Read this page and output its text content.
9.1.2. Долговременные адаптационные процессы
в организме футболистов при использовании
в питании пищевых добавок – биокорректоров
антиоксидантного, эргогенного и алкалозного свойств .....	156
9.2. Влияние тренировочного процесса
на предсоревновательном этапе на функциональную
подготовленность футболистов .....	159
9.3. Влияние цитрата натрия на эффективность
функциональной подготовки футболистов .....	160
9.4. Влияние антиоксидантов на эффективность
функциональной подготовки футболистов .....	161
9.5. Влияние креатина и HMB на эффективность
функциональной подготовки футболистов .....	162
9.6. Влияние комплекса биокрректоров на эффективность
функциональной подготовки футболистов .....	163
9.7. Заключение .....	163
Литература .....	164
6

— Goal —
Pull out each record as written and restate it exactly.

— Expected answer —
Read this page and output its text content.
9.1.2. Долговременные адаптационные процессы
в организме футболистов при использовании
в питании пищевых добавок – биокорректоров
антиоксидантного, эргогенного и алкалозного свойств .....	156
9.2. Влияние тренировочного процесса
на предсоревновательном этапе на функциональную
подготовленность футболистов .....	159
9.3. Влияние цитрата натрия на эффективность
функциональной подготовки футболистов .....	160
9.4. Влияние антиоксидантов на эффективность
функциональной подготовки футболистов .....	161
9.5. Влияние креатина и HMB на эффективность
функциональной подготовки футболистов .....	162
9.6. Влияние комплекса биокрректоров на эффективность
функциональной подготовки футболистов .....	163
9.7. Заключение .....	163
Литература .....	164
6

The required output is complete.